Given task
Using the data below, repeat all of it precisely.

>>

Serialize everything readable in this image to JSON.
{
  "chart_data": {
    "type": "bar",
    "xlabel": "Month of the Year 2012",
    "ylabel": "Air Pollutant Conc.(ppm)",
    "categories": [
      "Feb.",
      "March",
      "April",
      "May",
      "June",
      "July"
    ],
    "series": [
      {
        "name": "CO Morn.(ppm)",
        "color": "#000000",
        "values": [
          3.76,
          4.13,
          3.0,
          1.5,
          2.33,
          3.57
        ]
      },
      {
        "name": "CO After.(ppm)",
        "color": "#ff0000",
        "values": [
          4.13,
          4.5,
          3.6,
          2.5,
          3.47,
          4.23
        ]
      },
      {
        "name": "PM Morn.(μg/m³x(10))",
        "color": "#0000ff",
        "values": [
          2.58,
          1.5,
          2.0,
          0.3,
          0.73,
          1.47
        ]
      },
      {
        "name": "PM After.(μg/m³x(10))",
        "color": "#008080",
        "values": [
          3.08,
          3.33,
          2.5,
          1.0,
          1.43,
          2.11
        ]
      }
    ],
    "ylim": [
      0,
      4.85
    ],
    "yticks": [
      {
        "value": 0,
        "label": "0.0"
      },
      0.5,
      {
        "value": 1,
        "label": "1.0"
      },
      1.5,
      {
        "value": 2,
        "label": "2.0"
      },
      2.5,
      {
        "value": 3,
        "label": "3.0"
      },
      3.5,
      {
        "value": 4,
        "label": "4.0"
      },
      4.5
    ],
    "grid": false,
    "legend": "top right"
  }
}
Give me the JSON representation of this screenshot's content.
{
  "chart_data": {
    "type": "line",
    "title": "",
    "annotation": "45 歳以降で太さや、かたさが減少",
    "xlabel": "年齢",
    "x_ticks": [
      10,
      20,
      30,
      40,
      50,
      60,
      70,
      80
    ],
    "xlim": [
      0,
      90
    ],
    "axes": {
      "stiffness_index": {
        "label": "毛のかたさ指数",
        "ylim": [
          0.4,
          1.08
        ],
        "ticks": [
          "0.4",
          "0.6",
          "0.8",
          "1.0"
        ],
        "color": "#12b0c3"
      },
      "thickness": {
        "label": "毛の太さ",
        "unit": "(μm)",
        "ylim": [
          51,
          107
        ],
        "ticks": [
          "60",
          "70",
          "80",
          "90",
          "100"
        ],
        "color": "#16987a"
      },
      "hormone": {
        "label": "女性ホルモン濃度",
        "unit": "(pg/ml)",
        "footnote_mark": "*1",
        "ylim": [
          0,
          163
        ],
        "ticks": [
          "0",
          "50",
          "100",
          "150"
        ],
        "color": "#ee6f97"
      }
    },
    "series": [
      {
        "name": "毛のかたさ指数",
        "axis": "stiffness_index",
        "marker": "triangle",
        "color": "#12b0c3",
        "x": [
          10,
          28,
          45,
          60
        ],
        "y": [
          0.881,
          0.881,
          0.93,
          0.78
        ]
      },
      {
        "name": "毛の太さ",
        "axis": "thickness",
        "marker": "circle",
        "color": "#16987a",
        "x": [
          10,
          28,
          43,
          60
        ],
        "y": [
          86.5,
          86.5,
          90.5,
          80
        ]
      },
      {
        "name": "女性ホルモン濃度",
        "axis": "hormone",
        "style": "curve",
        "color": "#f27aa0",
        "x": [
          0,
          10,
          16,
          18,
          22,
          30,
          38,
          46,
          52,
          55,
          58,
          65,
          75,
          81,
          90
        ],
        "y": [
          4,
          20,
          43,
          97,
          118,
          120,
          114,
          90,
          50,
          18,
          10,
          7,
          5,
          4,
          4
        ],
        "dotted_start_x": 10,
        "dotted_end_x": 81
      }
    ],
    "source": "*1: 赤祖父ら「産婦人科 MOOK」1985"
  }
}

<<

Reply
Serialize everything readable in this image to JSON.
{
  "chart_data": {
    "type": "bar",
    "xlabel": "Month of the Year 2012",
    "ylabel": "Air Pollutant Conc.(ppm)",
    "categories": [
      "Feb.",
      "March",
      "April",
      "May",
      "June",
      "July"
    ],
    "series": [
      {
        "name": "CO Morn.(ppm)",
        "color": "#000000",
        "values": [
          3.76,
          4.13,
          3.0,
          1.5,
          2.33,
          3.57
        ]
      },
      {
        "name": "CO After.(ppm)",
        "color": "#ff0000",
        "values": [
          4.13,
          4.5,
          3.6,
          2.5,
          3.47,
          4.23
        ]
      },
      {
        "name": "PM Morn.(μg/m³x(10))",
        "color": "#0000ff",
        "values": [
          2.58,
          1.5,
          2.0,
          0.3,
          0.73,
          1.47
        ]
      },
      {
        "name": "PM After.(μg/m³x(10))",
        "color": "#008080",
        "values": [
          3.08,
          3.33,
          2.5,
          1.0,
          1.43,
          2.11
        ]
      }
    ],
    "ylim": [
      0,
      4.85
    ],
    "yticks": [
      {
        "value": 0,
        "label": "0.0"
      },
      0.5,
      {
        "value": 1,
        "label": "1.0"
      },
      1.5,
      {
        "value": 2,
        "label": "2.0"
      },
      2.5,
      {
        "value": 3,
        "label": "3.0"
      },
      3.5,
      {
        "value": 4,
        "label": "4.0"
      },
      4.5
    ],
    "grid": false,
    "legend": "top right"
  }
}
Give me the JSON representation of this screenshot's content.
{
  "chart_data": {
    "type": "line",
    "title": "",
    "annotation": "45 歳以降で太さや、かたさが減少",
    "xlabel": "年齢",
    "x_ticks": [
      10,
      20,
      30,
      40,
      50,
      60,
      70,
      80
    ],
    "xlim": [
      0,
      90
    ],
    "axes": {
      "stiffness_index": {
        "label": "毛のかたさ指数",
        "ylim": [
          0.4,
          1.08
        ],
        "ticks": [
          "0.4",
          "0.6",
          "0.8",
          "1.0"
        ],
        "color": "#12b0c3"
      },
      "thickness": {
        "label": "毛の太さ",
        "unit": "(μm)",
        "ylim": [
          51,
          107
        ],
        "ticks": [
          "60",
          "70",
          "80",
          "90",
          "100"
        ],
        "color": "#16987a"
      },
      "hormone": {
        "label": "女性ホルモン濃度",
        "unit": "(pg/ml)",
        "footnote_mark": "*1",
        "ylim": [
          0,
          163
        ],
        "ticks": [
          "0",
          "50",
          "100",
          "150"
        ],
        "color": "#ee6f97"
      }
    },
    "series": [
      {
        "name": "毛のかたさ指数",
        "axis": "stiffness_index",
        "marker": "triangle",
        "color": "#12b0c3",
        "x": [
          10,
          28,
          45,
          60
        ],
        "y": [
          0.881,
          0.881,
          0.93,
          0.78
        ]
      },
      {
        "name": "毛の太さ",
        "axis": "thickness",
        "marker": "circle",
        "color": "#16987a",
        "x": [
          10,
          28,
          43,
          60
        ],
        "y": [
          86.5,
          86.5,
          90.5,
          80
        ]
      },
      {
        "name": "女性ホルモン濃度",
        "axis": "hormone",
        "style": "curve",
        "color": "#f27aa0",
        "x": [
          0,
          10,
          16,
          18,
          22,
          30,
          38,
          46,
          52,
          55,
          58,
          65,
          75,
          81,
          90
        ],
        "y": [
          4,
          20,
          43,
          97,
          118,
          120,
          114,
          90,
          50,
          18,
          10,
          7,
          5,
          4,
          4
        ],
        "dotted_start_x": 10,
        "dotted_end_x": 81
      }
    ],
    "source": "*1: 赤祖父ら「産婦人科 MOOK」1985"
  }
}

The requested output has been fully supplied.